-- Problem details --
Copy, from the entries below, each line in which the string "this" appears.

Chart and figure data
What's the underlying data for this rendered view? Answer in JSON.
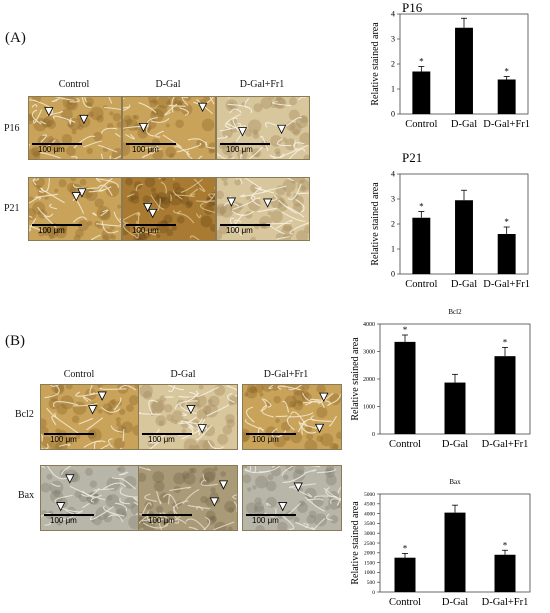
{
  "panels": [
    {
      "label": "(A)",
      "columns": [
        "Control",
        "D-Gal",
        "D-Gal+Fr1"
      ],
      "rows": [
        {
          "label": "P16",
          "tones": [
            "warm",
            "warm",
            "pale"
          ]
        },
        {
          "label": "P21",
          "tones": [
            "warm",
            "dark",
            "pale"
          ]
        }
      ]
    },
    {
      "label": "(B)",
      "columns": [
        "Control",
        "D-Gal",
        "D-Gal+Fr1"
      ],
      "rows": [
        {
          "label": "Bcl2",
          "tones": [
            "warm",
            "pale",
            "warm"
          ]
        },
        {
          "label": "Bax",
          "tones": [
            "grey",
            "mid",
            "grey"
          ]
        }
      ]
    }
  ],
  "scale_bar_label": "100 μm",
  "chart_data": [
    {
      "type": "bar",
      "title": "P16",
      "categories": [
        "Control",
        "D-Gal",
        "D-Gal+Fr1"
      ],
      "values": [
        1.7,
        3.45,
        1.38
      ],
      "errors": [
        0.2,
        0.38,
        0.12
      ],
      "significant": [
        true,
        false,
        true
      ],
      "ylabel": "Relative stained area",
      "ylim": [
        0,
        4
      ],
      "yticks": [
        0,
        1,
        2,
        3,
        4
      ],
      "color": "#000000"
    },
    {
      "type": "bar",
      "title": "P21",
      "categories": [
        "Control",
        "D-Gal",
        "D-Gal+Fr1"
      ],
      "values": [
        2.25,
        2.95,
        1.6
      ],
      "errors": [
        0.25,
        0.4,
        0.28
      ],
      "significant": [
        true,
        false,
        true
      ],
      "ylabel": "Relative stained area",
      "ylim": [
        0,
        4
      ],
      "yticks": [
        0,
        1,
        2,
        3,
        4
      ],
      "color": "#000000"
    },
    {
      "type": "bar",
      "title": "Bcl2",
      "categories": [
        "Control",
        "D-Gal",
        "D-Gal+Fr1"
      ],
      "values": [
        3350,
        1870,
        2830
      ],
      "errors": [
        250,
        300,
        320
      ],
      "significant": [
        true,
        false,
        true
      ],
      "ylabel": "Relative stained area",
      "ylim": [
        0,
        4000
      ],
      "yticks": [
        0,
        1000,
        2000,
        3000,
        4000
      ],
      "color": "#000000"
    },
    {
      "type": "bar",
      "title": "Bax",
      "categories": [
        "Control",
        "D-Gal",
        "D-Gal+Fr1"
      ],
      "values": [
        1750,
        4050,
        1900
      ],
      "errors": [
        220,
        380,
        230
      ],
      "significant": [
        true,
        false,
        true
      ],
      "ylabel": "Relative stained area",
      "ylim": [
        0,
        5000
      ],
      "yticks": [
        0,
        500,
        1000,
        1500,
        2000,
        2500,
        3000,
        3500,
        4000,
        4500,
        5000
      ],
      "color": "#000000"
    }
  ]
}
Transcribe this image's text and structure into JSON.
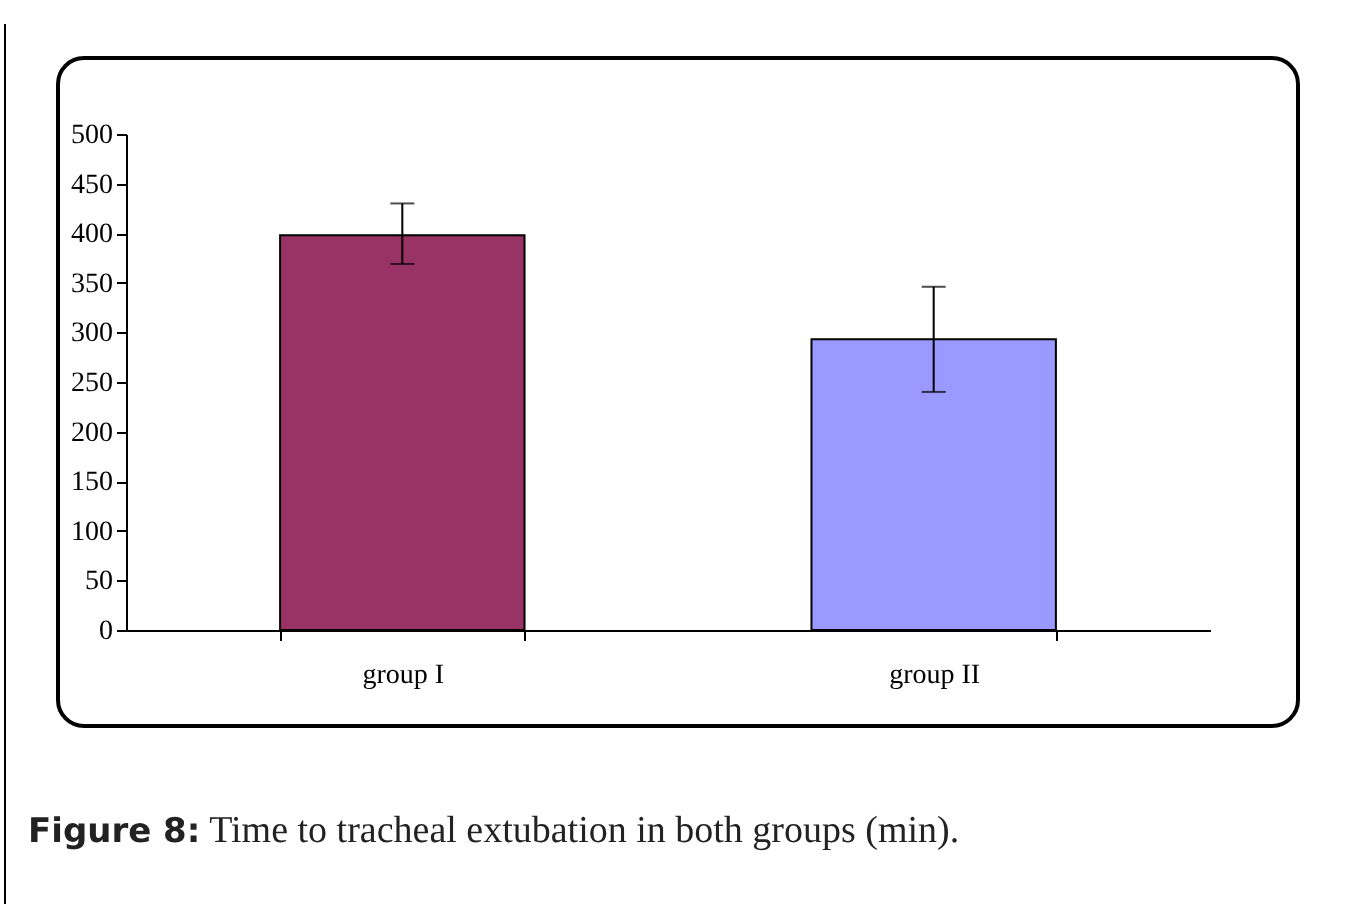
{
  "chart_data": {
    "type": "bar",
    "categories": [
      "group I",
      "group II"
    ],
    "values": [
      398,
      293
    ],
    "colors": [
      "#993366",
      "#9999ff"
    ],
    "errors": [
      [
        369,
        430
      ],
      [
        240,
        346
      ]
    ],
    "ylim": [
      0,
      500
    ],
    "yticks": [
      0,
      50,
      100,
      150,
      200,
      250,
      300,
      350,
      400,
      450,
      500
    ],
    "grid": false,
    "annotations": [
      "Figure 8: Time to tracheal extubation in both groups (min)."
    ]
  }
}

-- Written response --
What's the underlying data for this rendered view? Answer in JSON.
Transcribe this image's text and structure into JSON.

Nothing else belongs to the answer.